**Records supplied**
===
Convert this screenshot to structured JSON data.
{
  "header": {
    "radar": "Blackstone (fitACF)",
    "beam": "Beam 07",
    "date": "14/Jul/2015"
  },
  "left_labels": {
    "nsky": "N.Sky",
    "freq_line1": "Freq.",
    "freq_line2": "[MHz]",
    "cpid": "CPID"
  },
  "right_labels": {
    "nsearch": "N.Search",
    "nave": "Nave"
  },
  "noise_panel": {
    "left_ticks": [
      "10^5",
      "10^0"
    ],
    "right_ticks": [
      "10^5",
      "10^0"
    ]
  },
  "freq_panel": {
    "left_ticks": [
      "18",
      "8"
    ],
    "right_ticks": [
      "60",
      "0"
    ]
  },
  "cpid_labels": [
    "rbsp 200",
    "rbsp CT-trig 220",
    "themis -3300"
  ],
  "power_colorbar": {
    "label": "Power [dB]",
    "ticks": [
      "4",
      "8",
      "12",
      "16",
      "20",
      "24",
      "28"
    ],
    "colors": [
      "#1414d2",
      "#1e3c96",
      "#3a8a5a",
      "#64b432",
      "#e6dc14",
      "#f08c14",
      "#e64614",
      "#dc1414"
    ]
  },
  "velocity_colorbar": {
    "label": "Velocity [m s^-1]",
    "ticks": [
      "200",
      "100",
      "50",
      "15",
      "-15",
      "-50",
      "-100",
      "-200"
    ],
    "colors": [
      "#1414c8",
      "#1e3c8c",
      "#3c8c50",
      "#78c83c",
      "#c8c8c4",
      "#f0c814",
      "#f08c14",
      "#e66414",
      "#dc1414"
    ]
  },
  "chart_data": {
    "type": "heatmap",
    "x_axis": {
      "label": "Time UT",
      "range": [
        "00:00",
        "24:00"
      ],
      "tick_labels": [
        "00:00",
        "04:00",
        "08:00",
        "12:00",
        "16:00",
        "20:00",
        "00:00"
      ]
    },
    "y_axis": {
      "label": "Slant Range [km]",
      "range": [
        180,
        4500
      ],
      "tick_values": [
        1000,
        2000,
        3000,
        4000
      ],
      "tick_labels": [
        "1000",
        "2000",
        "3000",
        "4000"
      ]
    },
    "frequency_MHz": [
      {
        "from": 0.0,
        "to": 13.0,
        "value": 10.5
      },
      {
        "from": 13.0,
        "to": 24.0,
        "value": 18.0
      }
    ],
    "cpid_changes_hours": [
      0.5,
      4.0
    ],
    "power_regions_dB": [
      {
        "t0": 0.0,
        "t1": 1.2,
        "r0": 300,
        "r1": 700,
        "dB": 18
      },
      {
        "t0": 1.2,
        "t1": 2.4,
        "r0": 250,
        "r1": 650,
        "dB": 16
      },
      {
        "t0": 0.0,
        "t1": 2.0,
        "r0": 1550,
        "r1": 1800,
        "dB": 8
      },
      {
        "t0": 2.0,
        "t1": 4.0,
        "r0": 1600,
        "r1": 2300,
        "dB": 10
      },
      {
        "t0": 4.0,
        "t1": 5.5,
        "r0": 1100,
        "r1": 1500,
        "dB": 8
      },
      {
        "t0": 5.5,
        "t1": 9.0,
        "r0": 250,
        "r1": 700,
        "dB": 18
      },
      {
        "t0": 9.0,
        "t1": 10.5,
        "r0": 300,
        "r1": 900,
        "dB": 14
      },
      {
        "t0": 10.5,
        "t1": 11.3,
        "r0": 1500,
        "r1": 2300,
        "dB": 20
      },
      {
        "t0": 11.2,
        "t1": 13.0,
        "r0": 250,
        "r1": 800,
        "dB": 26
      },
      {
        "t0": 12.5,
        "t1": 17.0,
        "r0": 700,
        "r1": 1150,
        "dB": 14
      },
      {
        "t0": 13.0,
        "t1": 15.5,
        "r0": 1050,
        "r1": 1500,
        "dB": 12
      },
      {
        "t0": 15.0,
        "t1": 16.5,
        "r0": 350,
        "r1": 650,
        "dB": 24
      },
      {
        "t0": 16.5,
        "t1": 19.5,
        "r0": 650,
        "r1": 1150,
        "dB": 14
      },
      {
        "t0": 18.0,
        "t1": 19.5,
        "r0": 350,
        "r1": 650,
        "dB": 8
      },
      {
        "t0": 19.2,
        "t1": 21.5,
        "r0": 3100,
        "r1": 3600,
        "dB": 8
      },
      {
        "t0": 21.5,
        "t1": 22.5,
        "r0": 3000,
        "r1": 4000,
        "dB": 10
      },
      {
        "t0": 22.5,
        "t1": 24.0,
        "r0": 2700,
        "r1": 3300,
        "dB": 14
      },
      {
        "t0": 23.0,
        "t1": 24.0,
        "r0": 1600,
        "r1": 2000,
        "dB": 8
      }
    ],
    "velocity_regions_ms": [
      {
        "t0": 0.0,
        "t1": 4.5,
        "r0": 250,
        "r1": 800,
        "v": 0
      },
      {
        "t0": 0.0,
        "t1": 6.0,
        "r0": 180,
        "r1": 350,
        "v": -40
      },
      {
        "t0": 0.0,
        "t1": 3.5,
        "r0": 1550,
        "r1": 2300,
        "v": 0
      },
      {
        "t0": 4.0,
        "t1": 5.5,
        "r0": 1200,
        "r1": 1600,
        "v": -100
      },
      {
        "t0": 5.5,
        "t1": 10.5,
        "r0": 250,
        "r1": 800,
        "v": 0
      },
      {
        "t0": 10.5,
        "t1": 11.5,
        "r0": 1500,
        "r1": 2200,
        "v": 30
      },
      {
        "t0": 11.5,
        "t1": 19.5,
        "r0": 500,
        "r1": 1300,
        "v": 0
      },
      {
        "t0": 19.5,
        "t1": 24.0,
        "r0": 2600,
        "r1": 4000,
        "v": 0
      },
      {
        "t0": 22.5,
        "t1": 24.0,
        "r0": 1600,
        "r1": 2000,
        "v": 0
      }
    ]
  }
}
===
**To be done**
Extract every record and return it verbatim.

**Result**
Convert this screenshot to structured JSON data.
{
  "header": {
    "radar": "Blackstone (fitACF)",
    "beam": "Beam 07",
    "date": "14/Jul/2015"
  },
  "left_labels": {
    "nsky": "N.Sky",
    "freq_line1": "Freq.",
    "freq_line2": "[MHz]",
    "cpid": "CPID"
  },
  "right_labels": {
    "nsearch": "N.Search",
    "nave": "Nave"
  },
  "noise_panel": {
    "left_ticks": [
      "10^5",
      "10^0"
    ],
    "right_ticks": [
      "10^5",
      "10^0"
    ]
  },
  "freq_panel": {
    "left_ticks": [
      "18",
      "8"
    ],
    "right_ticks": [
      "60",
      "0"
    ]
  },
  "cpid_labels": [
    "rbsp 200",
    "rbsp CT-trig 220",
    "themis -3300"
  ],
  "power_colorbar": {
    "label": "Power [dB]",
    "ticks": [
      "4",
      "8",
      "12",
      "16",
      "20",
      "24",
      "28"
    ],
    "colors": [
      "#1414d2",
      "#1e3c96",
      "#3a8a5a",
      "#64b432",
      "#e6dc14",
      "#f08c14",
      "#e64614",
      "#dc1414"
    ]
  },
  "velocity_colorbar": {
    "label": "Velocity [m s^-1]",
    "ticks": [
      "200",
      "100",
      "50",
      "15",
      "-15",
      "-50",
      "-100",
      "-200"
    ],
    "colors": [
      "#1414c8",
      "#1e3c8c",
      "#3c8c50",
      "#78c83c",
      "#c8c8c4",
      "#f0c814",
      "#f08c14",
      "#e66414",
      "#dc1414"
    ]
  },
  "chart_data": {
    "type": "heatmap",
    "x_axis": {
      "label": "Time UT",
      "range": [
        "00:00",
        "24:00"
      ],
      "tick_labels": [
        "00:00",
        "04:00",
        "08:00",
        "12:00",
        "16:00",
        "20:00",
        "00:00"
      ]
    },
    "y_axis": {
      "label": "Slant Range [km]",
      "range": [
        180,
        4500
      ],
      "tick_values": [
        1000,
        2000,
        3000,
        4000
      ],
      "tick_labels": [
        "1000",
        "2000",
        "3000",
        "4000"
      ]
    },
    "frequency_MHz": [
      {
        "from": 0.0,
        "to": 13.0,
        "value": 10.5
      },
      {
        "from": 13.0,
        "to": 24.0,
        "value": 18.0
      }
    ],
    "cpid_changes_hours": [
      0.5,
      4.0
    ],
    "power_regions_dB": [
      {
        "t0": 0.0,
        "t1": 1.2,
        "r0": 300,
        "r1": 700,
        "dB": 18
      },
      {
        "t0": 1.2,
        "t1": 2.4,
        "r0": 250,
        "r1": 650,
        "dB": 16
      },
      {
        "t0": 0.0,
        "t1": 2.0,
        "r0": 1550,
        "r1": 1800,
        "dB": 8
      },
      {
        "t0": 2.0,
        "t1": 4.0,
        "r0": 1600,
        "r1": 2300,
        "dB": 10
      },
      {
        "t0": 4.0,
        "t1": 5.5,
        "r0": 1100,
        "r1": 1500,
        "dB": 8
      },
      {
        "t0": 5.5,
        "t1": 9.0,
        "r0": 250,
        "r1": 700,
        "dB": 18
      },
      {
        "t0": 9.0,
        "t1": 10.5,
        "r0": 300,
        "r1": 900,
        "dB": 14
      },
      {
        "t0": 10.5,
        "t1": 11.3,
        "r0": 1500,
        "r1": 2300,
        "dB": 20
      },
      {
        "t0": 11.2,
        "t1": 13.0,
        "r0": 250,
        "r1": 800,
        "dB": 26
      },
      {
        "t0": 12.5,
        "t1": 17.0,
        "r0": 700,
        "r1": 1150,
        "dB": 14
      },
      {
        "t0": 13.0,
        "t1": 15.5,
        "r0": 1050,
        "r1": 1500,
        "dB": 12
      },
      {
        "t0": 15.0,
        "t1": 16.5,
        "r0": 350,
        "r1": 650,
        "dB": 24
      },
      {
        "t0": 16.5,
        "t1": 19.5,
        "r0": 650,
        "r1": 1150,
        "dB": 14
      },
      {
        "t0": 18.0,
        "t1": 19.5,
        "r0": 350,
        "r1": 650,
        "dB": 8
      },
      {
        "t0": 19.2,
        "t1": 21.5,
        "r0": 3100,
        "r1": 3600,
        "dB": 8
      },
      {
        "t0": 21.5,
        "t1": 22.5,
        "r0": 3000,
        "r1": 4000,
        "dB": 10
      },
      {
        "t0": 22.5,
        "t1": 24.0,
        "r0": 2700,
        "r1": 3300,
        "dB": 14
      },
      {
        "t0": 23.0,
        "t1": 24.0,
        "r0": 1600,
        "r1": 2000,
        "dB": 8
      }
    ],
    "velocity_regions_ms": [
      {
        "t0": 0.0,
        "t1": 4.5,
        "r0": 250,
        "r1": 800,
        "v": 0
      },
      {
        "t0": 0.0,
        "t1": 6.0,
        "r0": 180,
        "r1": 350,
        "v": -40
      },
      {
        "t0": 0.0,
        "t1": 3.5,
        "r0": 1550,
        "r1": 2300,
        "v": 0
      },
      {
        "t0": 4.0,
        "t1": 5.5,
        "r0": 1200,
        "r1": 1600,
        "v": -100
      },
      {
        "t0": 5.5,
        "t1": 10.5,
        "r0": 250,
        "r1": 800,
        "v": 0
      },
      {
        "t0": 10.5,
        "t1": 11.5,
        "r0": 1500,
        "r1": 2200,
        "v": 30
      },
      {
        "t0": 11.5,
        "t1": 19.5,
        "r0": 500,
        "r1": 1300,
        "v": 0
      },
      {
        "t0": 19.5,
        "t1": 24.0,
        "r0": 2600,
        "r1": 4000,
        "v": 0
      },
      {
        "t0": 22.5,
        "t1": 24.0,
        "r0": 1600,
        "r1": 2000,
        "v": 0
      }
    ]
  }
}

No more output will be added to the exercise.